Extracts from a graphics dataset:

—————

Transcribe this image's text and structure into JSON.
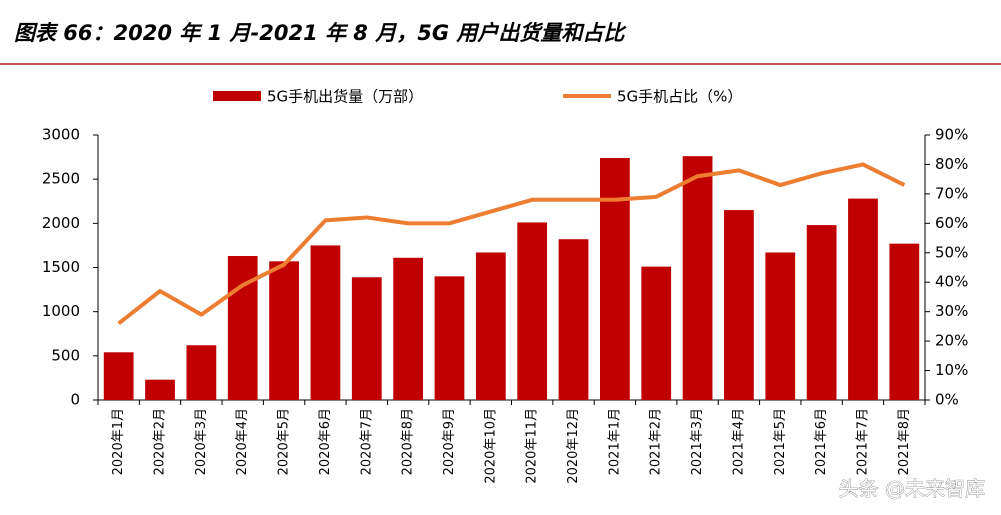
{
  "chart_data": {
    "type": "bar_line",
    "title": "图表 66：2020 年 1 月-2021 年 8 月，5G 用户出货量和占比",
    "watermark": "头条 @未来智库",
    "categories": [
      "2020年1月",
      "2020年2月",
      "2020年3月",
      "2020年4月",
      "2020年5月",
      "2020年6月",
      "2020年7月",
      "2020年8月",
      "2020年9月",
      "2020年10月",
      "2020年11月",
      "2020年12月",
      "2021年1月",
      "2021年2月",
      "2021年3月",
      "2021年4月",
      "2021年5月",
      "2021年6月",
      "2021年7月",
      "2021年8月"
    ],
    "series": [
      {
        "name": "5G手机出货量（万部）",
        "type": "bar",
        "color": "#c00000",
        "values": [
          540,
          230,
          620,
          1630,
          1570,
          1750,
          1390,
          1610,
          1400,
          1670,
          2010,
          1820,
          2740,
          1510,
          2760,
          2150,
          1670,
          1980,
          2280,
          1770
        ]
      },
      {
        "name": "5G手机占比（%）",
        "type": "line",
        "axis": "y2",
        "color": "#ed7d31",
        "values": [
          26,
          37,
          29,
          39,
          46,
          61,
          62,
          60,
          60,
          64,
          68,
          68,
          68,
          69,
          76,
          78,
          73,
          77,
          80,
          73
        ]
      }
    ],
    "ylim": [
      0,
      3000
    ],
    "yticks": [
      0,
      500,
      1000,
      1500,
      2000,
      2500,
      3000
    ],
    "y2lim": [
      0,
      90
    ],
    "y2ticks": [
      {
        "value": 0,
        "label": "0%"
      },
      {
        "value": 10,
        "label": "10%"
      },
      {
        "value": 20,
        "label": "20%"
      },
      {
        "value": 30,
        "label": "30%"
      },
      {
        "value": 40,
        "label": "40%"
      },
      {
        "value": 50,
        "label": "50%"
      },
      {
        "value": 60,
        "label": "60%"
      },
      {
        "value": 70,
        "label": "70%"
      },
      {
        "value": 80,
        "label": "80%"
      },
      {
        "value": 90,
        "label": "90%"
      }
    ],
    "legend": "top"
  }
}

—————

**TASK INSTRUCTIONS:**
Copy every line of the listing that includes the string "label".

**SOLUTION FOR THIS TASK:**
        "label": "0%"
        "label": "10%"
        "label": "20%"
        "label": "30%"
        "label": "40%"
        "label": "50%"
        "label": "60%"
        "label": "70%"
        "label": "80%"
        "label": "90%"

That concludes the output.